**EXERCISE REQUIREMENTS**
Report each line of the listing that carries the word "school".

——

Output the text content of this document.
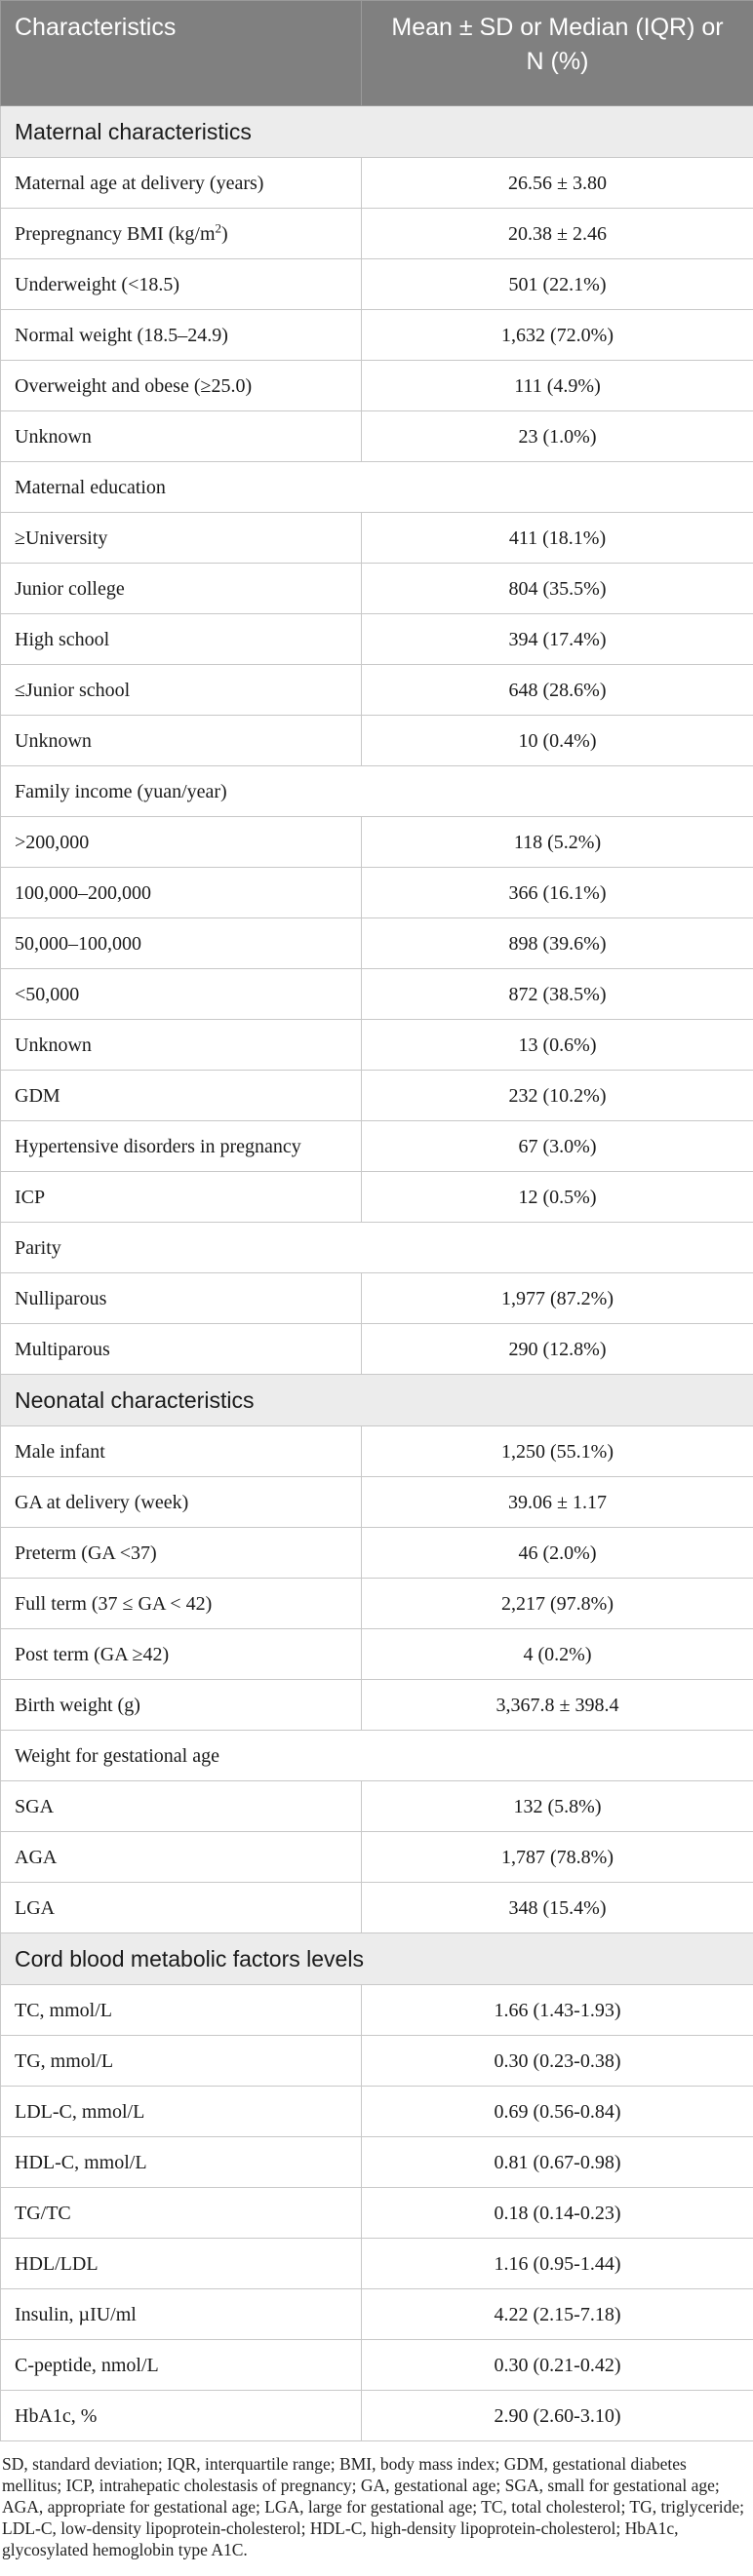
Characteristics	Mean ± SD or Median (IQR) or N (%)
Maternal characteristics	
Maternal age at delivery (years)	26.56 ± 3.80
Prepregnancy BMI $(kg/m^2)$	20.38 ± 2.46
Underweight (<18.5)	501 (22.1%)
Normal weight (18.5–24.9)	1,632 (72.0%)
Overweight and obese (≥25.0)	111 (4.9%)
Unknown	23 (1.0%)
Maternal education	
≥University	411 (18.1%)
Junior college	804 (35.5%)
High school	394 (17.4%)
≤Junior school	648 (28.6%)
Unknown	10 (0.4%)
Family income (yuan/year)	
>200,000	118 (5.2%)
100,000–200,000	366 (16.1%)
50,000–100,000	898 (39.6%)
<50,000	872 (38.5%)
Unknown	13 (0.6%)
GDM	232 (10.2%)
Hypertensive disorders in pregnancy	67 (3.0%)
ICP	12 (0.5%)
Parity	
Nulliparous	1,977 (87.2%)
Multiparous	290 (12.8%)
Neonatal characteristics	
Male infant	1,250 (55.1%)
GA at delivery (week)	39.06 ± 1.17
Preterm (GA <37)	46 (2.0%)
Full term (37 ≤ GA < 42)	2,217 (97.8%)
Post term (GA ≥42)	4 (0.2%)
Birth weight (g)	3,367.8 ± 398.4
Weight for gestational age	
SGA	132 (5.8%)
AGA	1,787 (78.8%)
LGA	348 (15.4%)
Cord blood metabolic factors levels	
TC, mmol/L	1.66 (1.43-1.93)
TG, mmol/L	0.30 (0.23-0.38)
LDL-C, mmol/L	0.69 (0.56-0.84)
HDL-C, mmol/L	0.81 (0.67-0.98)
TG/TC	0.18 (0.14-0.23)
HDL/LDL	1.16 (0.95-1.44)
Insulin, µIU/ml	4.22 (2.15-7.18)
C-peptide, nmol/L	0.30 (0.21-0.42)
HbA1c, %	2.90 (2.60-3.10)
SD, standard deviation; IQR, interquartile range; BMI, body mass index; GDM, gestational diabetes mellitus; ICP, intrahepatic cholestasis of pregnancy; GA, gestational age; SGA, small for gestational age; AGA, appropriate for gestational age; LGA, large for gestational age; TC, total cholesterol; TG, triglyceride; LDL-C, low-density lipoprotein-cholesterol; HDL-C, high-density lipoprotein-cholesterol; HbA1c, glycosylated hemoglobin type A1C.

——

**ANSWER TO THE EXERCISE**
High school	394 (17.4%)
≤Junior school	648 (28.6%)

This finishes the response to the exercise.